-- START --

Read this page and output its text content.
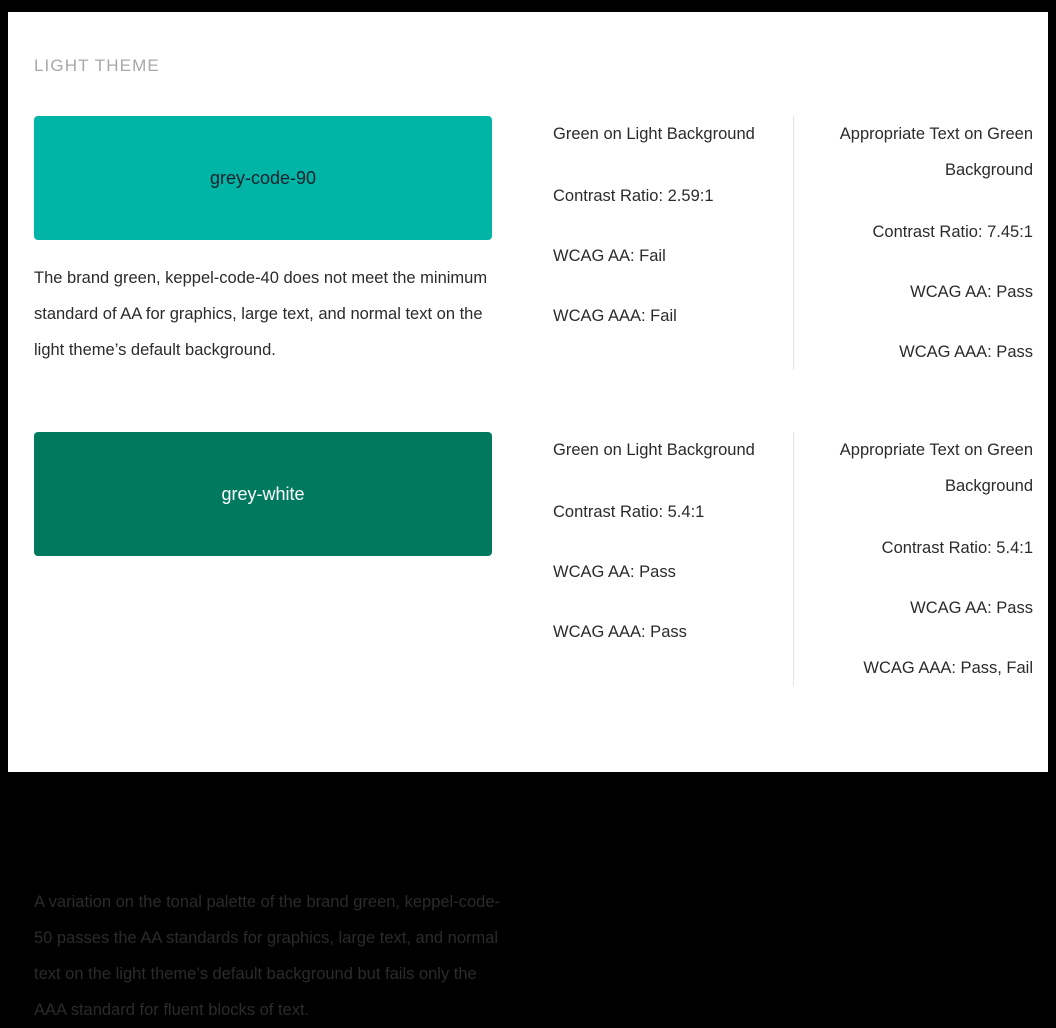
LIGHT THEME
grey-code-90
The brand green, keppel-code-40 does not meet the minimum standard of AA for graphics, large text, and normal text on the light theme’s default background.
Green on Light Background
Contrast Ratio: 2.59:1
WCAG AA: Fail
WCAG AAA: Fail
Appropriate Text on Green Background
Contrast Ratio: 7.45:1
WCAG AA: Pass
WCAG AAA: Pass
grey-white
A variation on the tonal palette of the brand green, keppel-code-50 passes the AA standards for graphics, large text, and normal text on the light theme’s default background but fails only the AAA standard for fluent blocks of text.
Green on Light Background
Contrast Ratio: 5.4:1
WCAG AA: Pass
WCAG AAA: Pass
Appropriate Text on Green Background
Contrast Ratio: 5.4:1
WCAG AA: Pass
WCAG AAA: Pass, Fail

-- END --

▸ STATED TASK
Among the entries, how many lines include the word "Contrast"? Answer with a single number and nothing further.

▸ SOLUTION FOR THIS TASK
4